Recorded information:

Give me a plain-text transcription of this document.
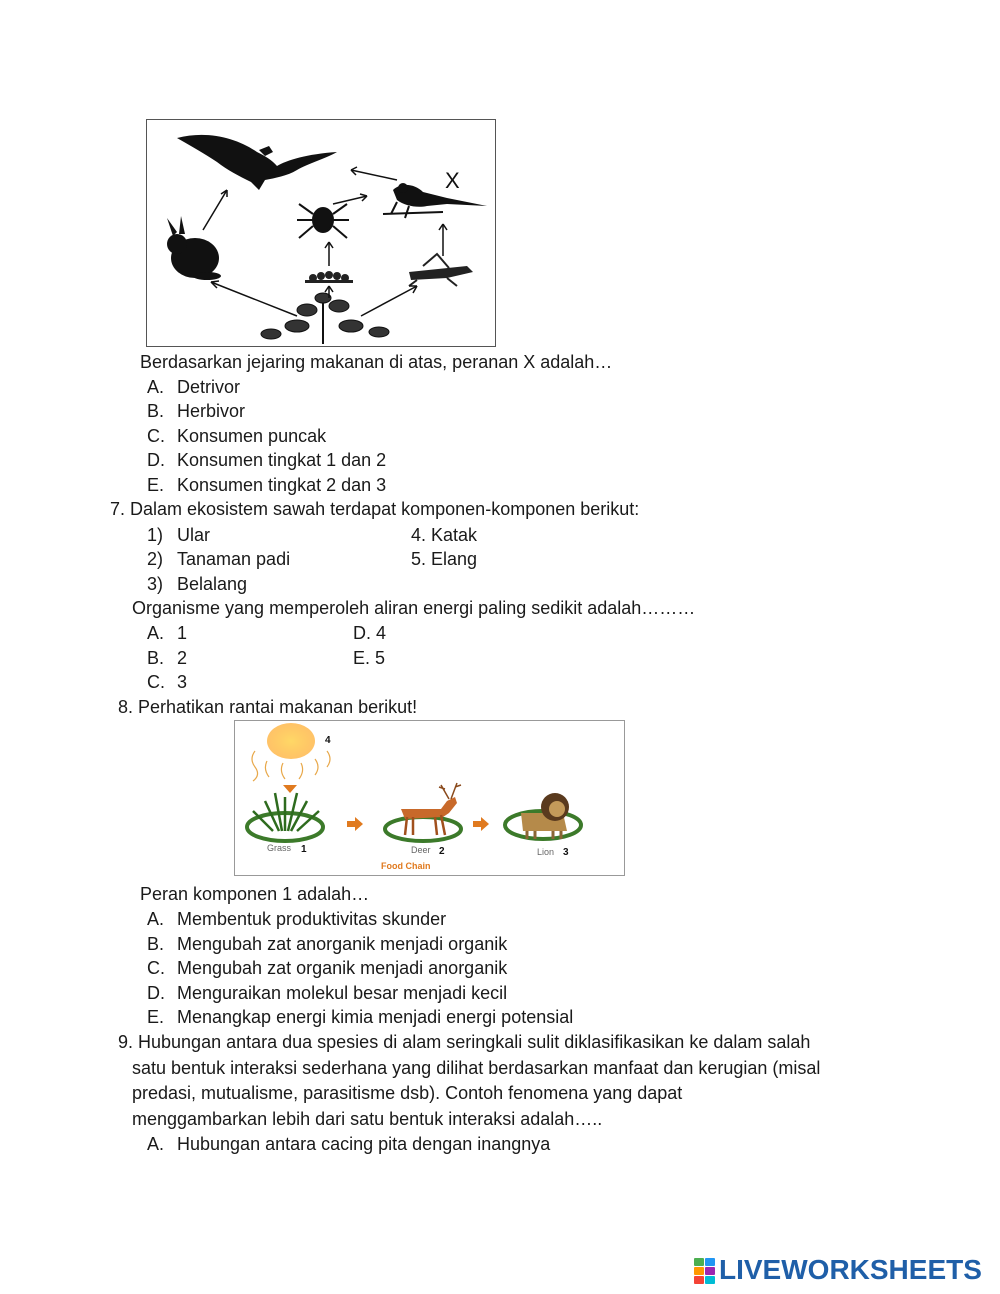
X
Berdasarkan jejaring makanan di atas, peranan X adalah…
A. Detrivor
B. Herbivor
C. Konsumen puncak
D. Konsumen tingkat 1 dan 2
E. Konsumen tingkat 2 dan 3
7. Dalam ekosistem sawah terdapat komponen-komponen berikut:
1) Ular
2) Tanaman padi
3) Belalang
4. Katak
5. Elang
Organisme yang memperoleh aliran energi paling sedikit adalah………
A. 1
B. 2
C. 3
D. 4
E. 5
8. Perhatikan rantai makanan berikut!
4
Grass 1	Deer 2	Lion 3
Food Chain
Peran komponen 1 adalah…
A. Membentuk produktivitas skunder
B. Mengubah zat anorganik menjadi organik
C. Mengubah zat organik menjadi anorganik
D. Menguraikan molekul besar menjadi kecil
E. Menangkap energi kimia menjadi energi potensial
9. Hubungan antara dua spesies di alam seringkali sulit diklasifikasikan ke dalam salah
satu bentuk interaksi sederhana yang dilihat berdasarkan manfaat dan kerugian (misal
predasi, mutualisme, parasitisme dsb). Contoh fenomena yang dapat
menggambarkan lebih dari satu bentuk interaksi adalah…..
A. Hubungan antara cacing pita dengan inangnya
LIVEWORKSHEETS
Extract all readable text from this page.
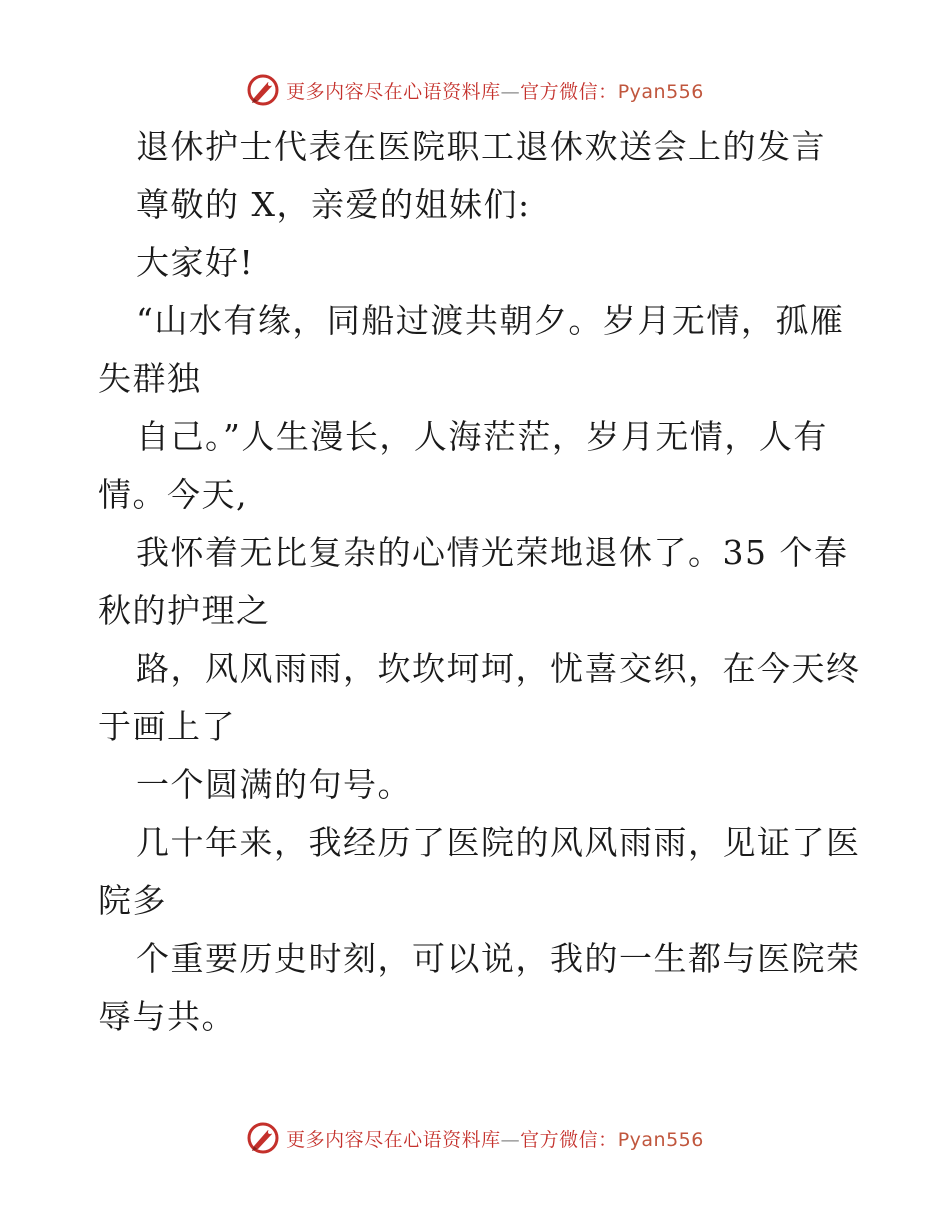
更多内容尽在心语资料库—官方微信：Pyan556
退休护士代表在医院职工退休欢送会上的发言
尊敬的 X，亲爱的姐妹们:
大家好!
“山水有缘，同船过渡共朝夕。岁月无情，孤雁
失群独
自己。”人生漫长，人海茫茫，岁月无情，人有
情。今天,
我怀着无比复杂的心情光荣地退休了。35 个春
秋的护理之
路，风风雨雨，坎坎坷坷，忧喜交织，在今天终
于画上了
一个圆满的句号。
几十年来，我经历了医院的风风雨雨，见证了医
院多
个重要历史时刻，可以说，我的一生都与医院荣
辱与共。
更多内容尽在心语资料库—官方微信：Pyan556
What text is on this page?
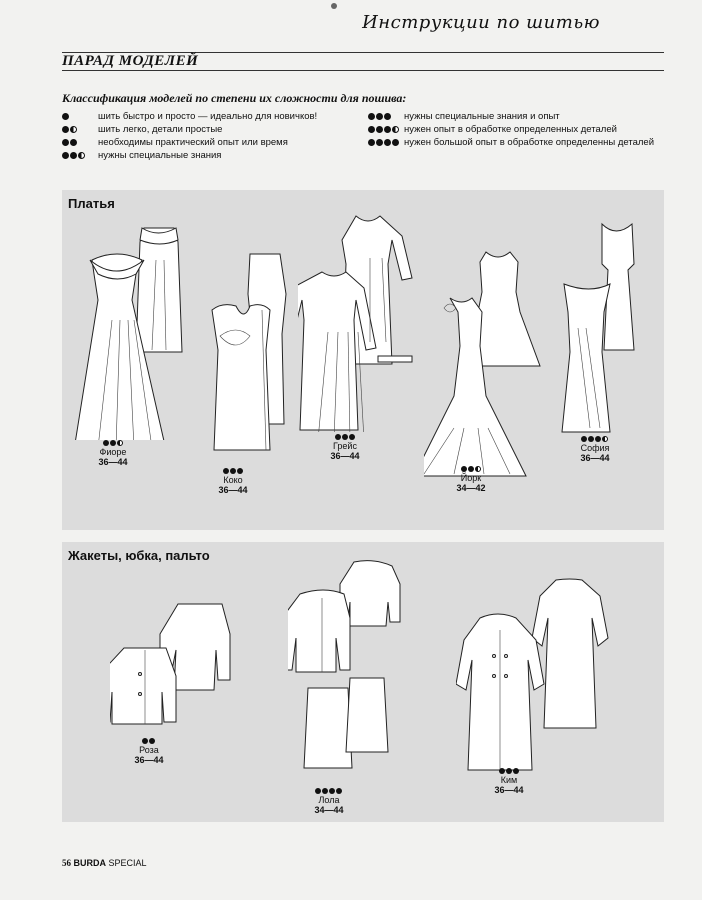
Инструкции по шитью
ПАРАД МОДЕЛЕЙ
Классификация моделей по степени их сложности для пошива:
шить быстро и просто — идеально для новичков!
шить легко, детали простые
необходимы практический опыт или время
нужны специальные знания
нужны специальные знания и опыт
нужен опыт в обработке определенных деталей
нужен большой опыт в обработке определенны деталей
Платья
Фиоре
36—44
Коко
36—44
Грейс
36—44
Йорк
34—42
София
36—44
Жакеты, юбка, пальто
Роза
36—44
Лола
34—44
Ким
36—44
56 BURDA SPECIAL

Job:
What do the lines above say from the line containing "What text is on this page?" through the last line? Quote them exactly, both ends included, and leave out the pictures.

Solved problem:
What text is on this page?
Инструкции по шитью
ПАРАД МОДЕЛЕЙ
Классификация моделей по степени их сложности для пошива:
шить быстро и просто — идеально для новичков!
шить легко, детали простые
необходимы практический опыт или время
нужны специальные знания
нужны специальные знания и опыт
нужен опыт в обработке определенных деталей
нужен большой опыт в обработке определенны деталей
Платья
Фиоре
36—44
Коко
36—44
Грейс
36—44
Йорк
34—42
София
36—44
Жакеты, юбка, пальто
Роза
36—44
Лола
34—44
Ким
36—44
56 BURDA SPECIAL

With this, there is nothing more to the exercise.